- [Challenge]:
Rewrite the records below with every "row-value" swapped for "data-value" and everything else unchanged. Leave out the pictures.
Start
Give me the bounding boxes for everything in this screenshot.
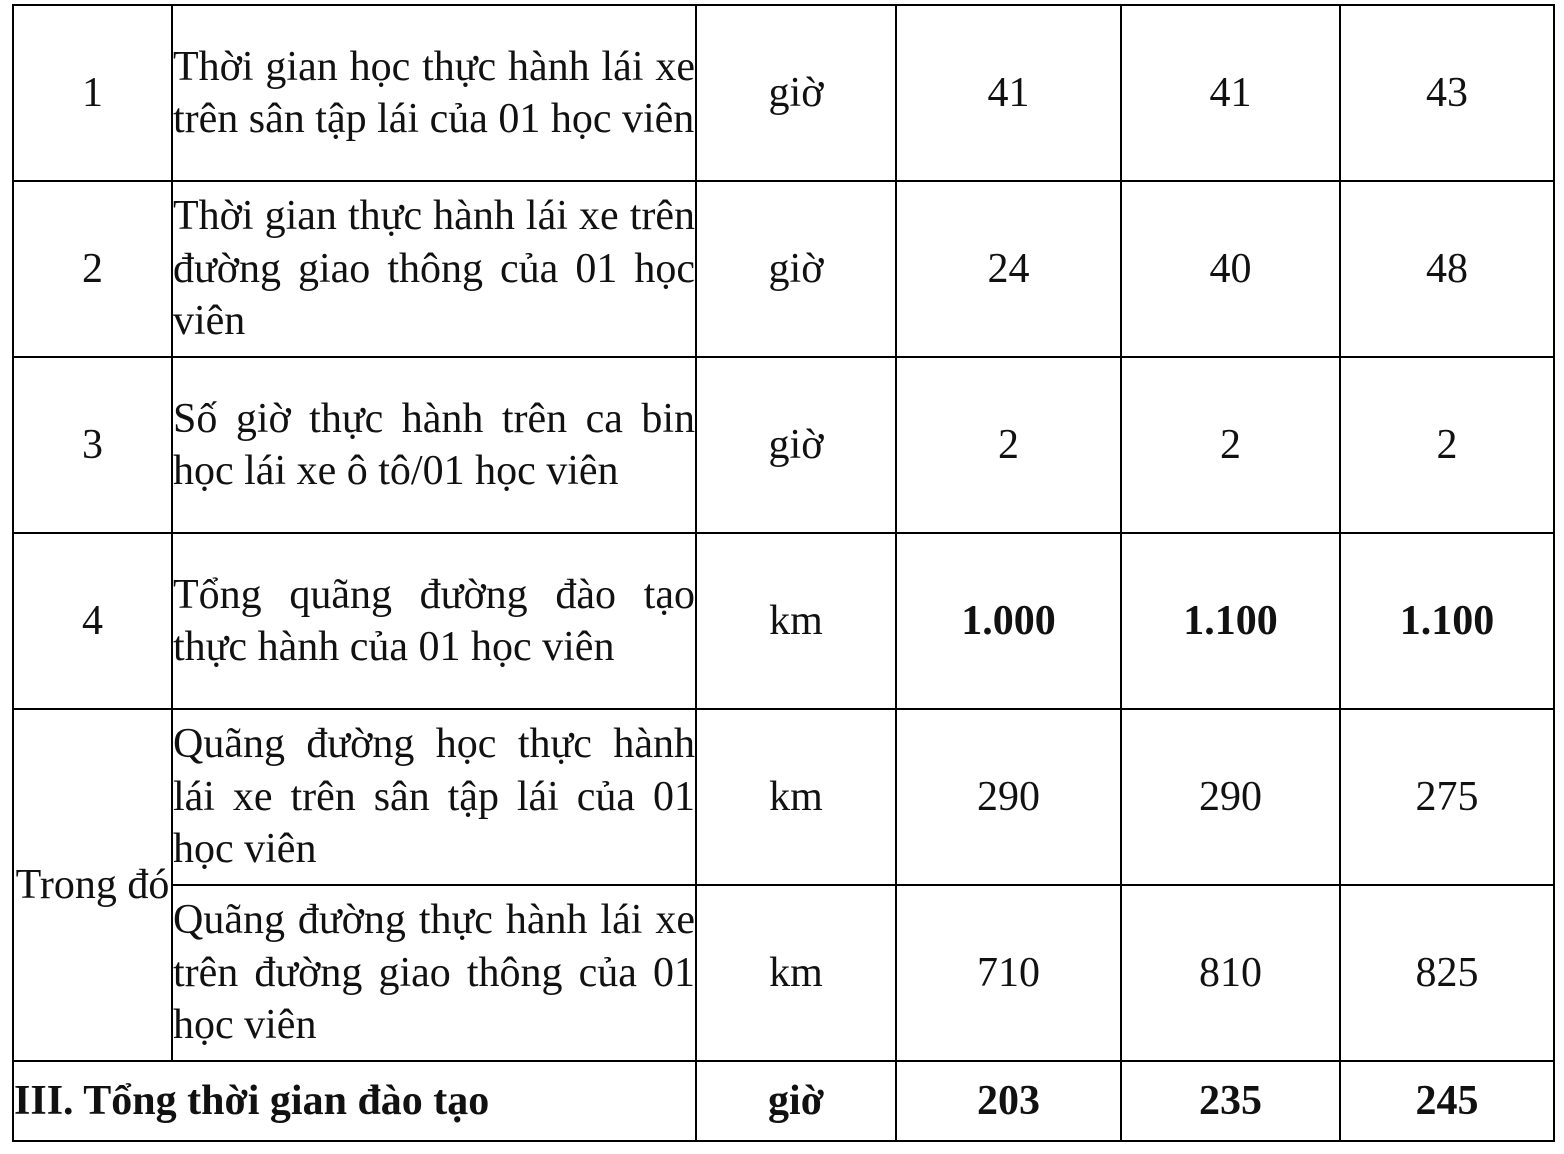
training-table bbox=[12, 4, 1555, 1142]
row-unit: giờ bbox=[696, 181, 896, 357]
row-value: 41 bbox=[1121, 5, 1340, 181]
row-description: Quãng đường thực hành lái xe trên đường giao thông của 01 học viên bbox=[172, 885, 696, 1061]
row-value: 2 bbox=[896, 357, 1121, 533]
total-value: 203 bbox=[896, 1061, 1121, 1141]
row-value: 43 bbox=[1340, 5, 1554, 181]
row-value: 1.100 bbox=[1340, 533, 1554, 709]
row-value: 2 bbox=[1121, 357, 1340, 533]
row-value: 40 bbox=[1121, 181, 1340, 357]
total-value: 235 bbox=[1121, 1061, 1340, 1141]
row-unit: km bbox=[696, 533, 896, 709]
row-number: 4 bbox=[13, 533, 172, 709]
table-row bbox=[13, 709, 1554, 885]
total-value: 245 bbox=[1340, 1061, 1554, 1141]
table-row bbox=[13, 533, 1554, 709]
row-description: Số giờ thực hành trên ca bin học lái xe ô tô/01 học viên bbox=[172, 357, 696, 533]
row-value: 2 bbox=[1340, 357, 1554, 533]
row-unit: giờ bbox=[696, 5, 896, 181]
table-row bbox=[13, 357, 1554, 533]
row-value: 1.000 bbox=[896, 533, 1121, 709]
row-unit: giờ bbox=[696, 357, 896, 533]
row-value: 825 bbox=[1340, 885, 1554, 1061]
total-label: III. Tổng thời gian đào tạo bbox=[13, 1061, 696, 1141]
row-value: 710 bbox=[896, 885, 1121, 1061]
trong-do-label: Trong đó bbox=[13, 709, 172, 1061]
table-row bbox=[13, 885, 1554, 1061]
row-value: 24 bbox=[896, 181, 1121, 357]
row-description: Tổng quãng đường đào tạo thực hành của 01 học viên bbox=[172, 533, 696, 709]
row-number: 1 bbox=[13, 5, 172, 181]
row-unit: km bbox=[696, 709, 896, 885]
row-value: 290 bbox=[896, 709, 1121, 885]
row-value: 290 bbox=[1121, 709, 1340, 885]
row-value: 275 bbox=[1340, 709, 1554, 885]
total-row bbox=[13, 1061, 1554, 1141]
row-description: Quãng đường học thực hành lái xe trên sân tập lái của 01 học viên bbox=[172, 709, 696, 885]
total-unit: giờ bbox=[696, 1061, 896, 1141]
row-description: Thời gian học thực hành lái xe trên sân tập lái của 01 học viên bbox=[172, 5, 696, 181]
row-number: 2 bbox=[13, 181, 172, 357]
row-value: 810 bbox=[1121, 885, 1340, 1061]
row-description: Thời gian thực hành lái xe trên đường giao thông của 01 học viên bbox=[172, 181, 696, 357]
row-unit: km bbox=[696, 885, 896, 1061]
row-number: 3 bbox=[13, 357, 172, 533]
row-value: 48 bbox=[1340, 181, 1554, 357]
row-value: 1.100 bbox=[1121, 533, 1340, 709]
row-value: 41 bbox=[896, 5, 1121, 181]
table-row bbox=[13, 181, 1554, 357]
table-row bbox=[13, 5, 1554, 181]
End
- [Answer to the problem]:
Give me the bounding boxes for everything in this screenshot.
training-table bbox=[12, 4, 1555, 1142]
row-unit: giờ bbox=[696, 181, 896, 357]
data-value: 41 bbox=[1121, 5, 1340, 181]
row-description: Quãng đường thực hành lái xe trên đường giao thông của 01 học viên bbox=[172, 885, 696, 1061]
data-value: 2 bbox=[896, 357, 1121, 533]
total-value: 203 bbox=[896, 1061, 1121, 1141]
data-value: 43 bbox=[1340, 5, 1554, 181]
data-value: 1.100 bbox=[1340, 533, 1554, 709]
data-value: 2 bbox=[1121, 357, 1340, 533]
data-value: 40 bbox=[1121, 181, 1340, 357]
total-value: 235 bbox=[1121, 1061, 1340, 1141]
row-unit: km bbox=[696, 533, 896, 709]
row-number: 4 bbox=[13, 533, 172, 709]
table-row bbox=[13, 709, 1554, 885]
total-value: 245 bbox=[1340, 1061, 1554, 1141]
table-row bbox=[13, 533, 1554, 709]
row-description: Số giờ thực hành trên ca bin học lái xe ô tô/01 học viên bbox=[172, 357, 696, 533]
data-value: 2 bbox=[1340, 357, 1554, 533]
row-unit: giờ bbox=[696, 5, 896, 181]
table-row bbox=[13, 357, 1554, 533]
data-value: 1.000 bbox=[896, 533, 1121, 709]
row-unit: giờ bbox=[696, 357, 896, 533]
data-value: 825 bbox=[1340, 885, 1554, 1061]
total-label: III. Tổng thời gian đào tạo bbox=[13, 1061, 696, 1141]
data-value: 710 bbox=[896, 885, 1121, 1061]
trong-do-label: Trong đó bbox=[13, 709, 172, 1061]
table-row bbox=[13, 885, 1554, 1061]
data-value: 24 bbox=[896, 181, 1121, 357]
row-description: Tổng quãng đường đào tạo thực hành của 01 học viên bbox=[172, 533, 696, 709]
row-number: 1 bbox=[13, 5, 172, 181]
row-unit: km bbox=[696, 709, 896, 885]
data-value: 290 bbox=[896, 709, 1121, 885]
data-value: 290 bbox=[1121, 709, 1340, 885]
data-value: 275 bbox=[1340, 709, 1554, 885]
total-row bbox=[13, 1061, 1554, 1141]
row-description: Quãng đường học thực hành lái xe trên sân tập lái của 01 học viên bbox=[172, 709, 696, 885]
total-unit: giờ bbox=[696, 1061, 896, 1141]
row-description: Thời gian học thực hành lái xe trên sân tập lái của 01 học viên bbox=[172, 5, 696, 181]
row-number: 2 bbox=[13, 181, 172, 357]
data-value: 810 bbox=[1121, 885, 1340, 1061]
row-description: Thời gian thực hành lái xe trên đường giao thông của 01 học viên bbox=[172, 181, 696, 357]
row-unit: km bbox=[696, 885, 896, 1061]
row-number: 3 bbox=[13, 357, 172, 533]
data-value: 48 bbox=[1340, 181, 1554, 357]
data-value: 1.100 bbox=[1121, 533, 1340, 709]
data-value: 41 bbox=[896, 5, 1121, 181]
table-row bbox=[13, 181, 1554, 357]
table-row bbox=[13, 5, 1554, 181]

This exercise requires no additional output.